**WORK TO BE COMPLETED**
Take each line containing the word "title" and copy it.

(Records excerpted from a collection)
▼
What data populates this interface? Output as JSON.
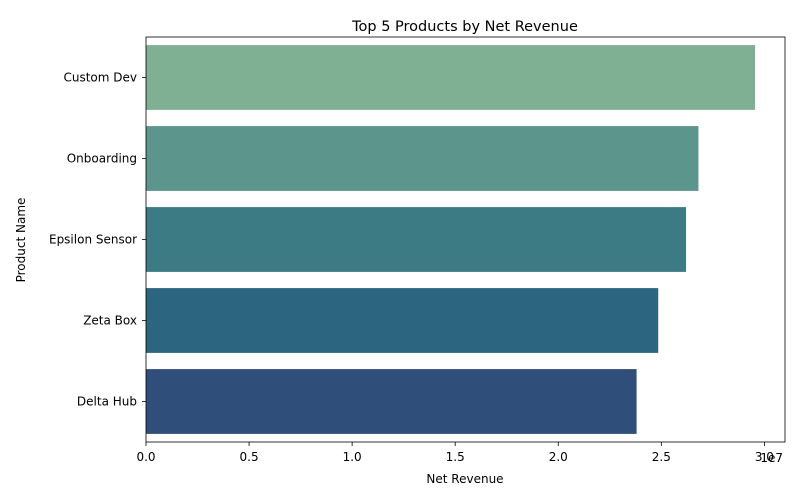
{
  "chart_data": {
    "type": "bar",
    "orientation": "horizontal",
    "title": "Top 5 Products by Net Revenue",
    "xlabel": "Net Revenue",
    "ylabel": "Product Name",
    "x_scale_note": "1e7",
    "categories": [
      "Custom Dev",
      "Onboarding",
      "Epsilon Sensor",
      "Zeta Box",
      "Delta Hub"
    ],
    "values": [
      29550000,
      26800000,
      26200000,
      24850000,
      23800000
    ],
    "xlim": [
      0,
      31000000
    ],
    "x_ticks": [
      0,
      5000000,
      10000000,
      15000000,
      20000000,
      25000000,
      30000000
    ],
    "x_tick_labels": [
      "0.0",
      "0.5",
      "1.0",
      "1.5",
      "2.0",
      "2.5",
      "3.0"
    ],
    "colors": [
      "#7fb093",
      "#5b958c",
      "#3d7b84",
      "#2b6580",
      "#2f4f7a"
    ],
    "grid": false,
    "legend": "none"
  }
}
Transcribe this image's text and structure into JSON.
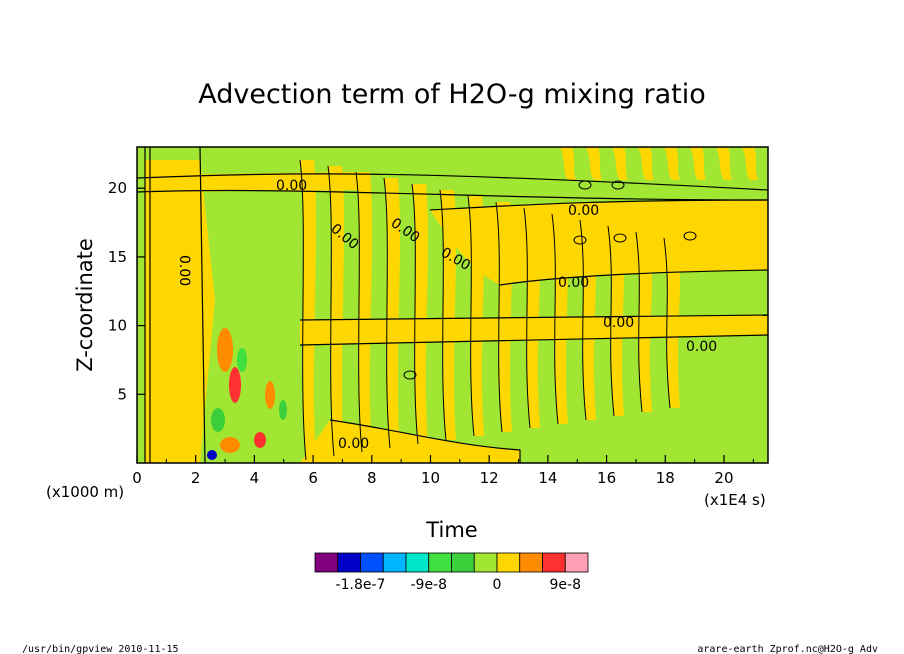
{
  "chart_data": {
    "type": "heatmap",
    "title": "Advection term of H2O-g mixing ratio",
    "xlabel": "Time",
    "ylabel": "Z-coordinate",
    "x_unit": "(x1E4 s)",
    "y_unit": "(x1000 m)",
    "xlim": [
      0,
      21.5
    ],
    "ylim": [
      0,
      23
    ],
    "x_ticks": [
      "0",
      "2",
      "4",
      "6",
      "8",
      "10",
      "12",
      "14",
      "16",
      "18",
      "20"
    ],
    "y_ticks": [
      "5",
      "10",
      "15",
      "20"
    ],
    "contour_label": "0.00",
    "colorbar": {
      "colors": [
        "#800080",
        "#0000c8",
        "#0050ff",
        "#00b4ff",
        "#00e6c8",
        "#40e040",
        "#3ccf3c",
        "#a0e632",
        "#ffd700",
        "#ff8c00",
        "#ff3030",
        "#ffa0b4"
      ],
      "tick_labels": [
        "-1.8e-7",
        "-9e-8",
        "0",
        "9e-8"
      ]
    },
    "dominant_colors": {
      "positive": "#ffd700",
      "negative": "#a0e632"
    }
  },
  "footer": {
    "left": "/usr/bin/gpview   2010-11-15",
    "right": "arare-earth_Zprof.nc@H2O-g_Adv"
  }
}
▲
**EXERCISE SOLUTION**
    "title": "Top 5 Products by Net Revenue",
    "title": "Advection term of H2O-g mixing ratio",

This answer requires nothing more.